--- start of Dataset entries ---

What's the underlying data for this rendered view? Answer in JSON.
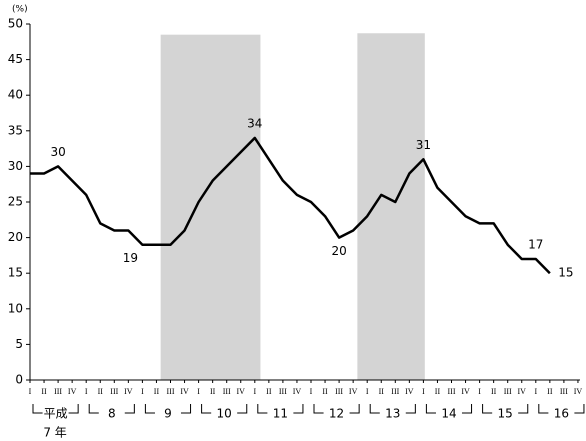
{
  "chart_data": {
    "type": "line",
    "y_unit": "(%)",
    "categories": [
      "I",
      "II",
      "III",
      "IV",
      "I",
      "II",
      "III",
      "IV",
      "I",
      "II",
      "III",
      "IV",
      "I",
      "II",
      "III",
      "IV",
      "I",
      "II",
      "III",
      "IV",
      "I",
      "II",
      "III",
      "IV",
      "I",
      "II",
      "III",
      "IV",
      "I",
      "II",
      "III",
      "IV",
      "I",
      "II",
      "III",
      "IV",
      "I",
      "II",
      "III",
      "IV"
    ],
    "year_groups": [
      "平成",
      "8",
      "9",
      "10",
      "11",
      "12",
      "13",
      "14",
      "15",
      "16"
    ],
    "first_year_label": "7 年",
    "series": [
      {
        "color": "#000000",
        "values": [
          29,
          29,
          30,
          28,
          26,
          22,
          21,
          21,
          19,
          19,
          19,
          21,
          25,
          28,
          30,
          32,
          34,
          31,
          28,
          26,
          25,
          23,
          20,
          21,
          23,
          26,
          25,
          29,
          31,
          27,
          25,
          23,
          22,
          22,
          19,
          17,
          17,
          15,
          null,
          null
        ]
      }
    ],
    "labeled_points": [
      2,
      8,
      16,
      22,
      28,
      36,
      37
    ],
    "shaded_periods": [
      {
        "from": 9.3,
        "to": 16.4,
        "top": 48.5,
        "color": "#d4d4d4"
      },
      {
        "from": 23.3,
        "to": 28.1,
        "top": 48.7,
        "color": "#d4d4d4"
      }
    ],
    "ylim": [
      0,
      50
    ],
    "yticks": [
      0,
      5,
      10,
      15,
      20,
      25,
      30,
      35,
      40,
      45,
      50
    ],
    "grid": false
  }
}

--- end of Dataset entries ---

Reproduce each line exactly, please, except for any pictures.

◆ **The answer**
What's the underlying data for this rendered view? Answer in JSON.
{
  "chart_data": {
    "type": "line",
    "y_unit": "(%)",
    "categories": [
      "I",
      "II",
      "III",
      "IV",
      "I",
      "II",
      "III",
      "IV",
      "I",
      "II",
      "III",
      "IV",
      "I",
      "II",
      "III",
      "IV",
      "I",
      "II",
      "III",
      "IV",
      "I",
      "II",
      "III",
      "IV",
      "I",
      "II",
      "III",
      "IV",
      "I",
      "II",
      "III",
      "IV",
      "I",
      "II",
      "III",
      "IV",
      "I",
      "II",
      "III",
      "IV"
    ],
    "year_groups": [
      "平成",
      "8",
      "9",
      "10",
      "11",
      "12",
      "13",
      "14",
      "15",
      "16"
    ],
    "first_year_label": "7 年",
    "series": [
      {
        "color": "#000000",
        "values": [
          29,
          29,
          30,
          28,
          26,
          22,
          21,
          21,
          19,
          19,
          19,
          21,
          25,
          28,
          30,
          32,
          34,
          31,
          28,
          26,
          25,
          23,
          20,
          21,
          23,
          26,
          25,
          29,
          31,
          27,
          25,
          23,
          22,
          22,
          19,
          17,
          17,
          15,
          null,
          null
        ]
      }
    ],
    "labeled_points": [
      2,
      8,
      16,
      22,
      28,
      36,
      37
    ],
    "shaded_periods": [
      {
        "from": 9.3,
        "to": 16.4,
        "top": 48.5,
        "color": "#d4d4d4"
      },
      {
        "from": 23.3,
        "to": 28.1,
        "top": 48.7,
        "color": "#d4d4d4"
      }
    ],
    "ylim": [
      0,
      50
    ],
    "yticks": [
      0,
      5,
      10,
      15,
      20,
      25,
      30,
      35,
      40,
      45,
      50
    ],
    "grid": false
  }
}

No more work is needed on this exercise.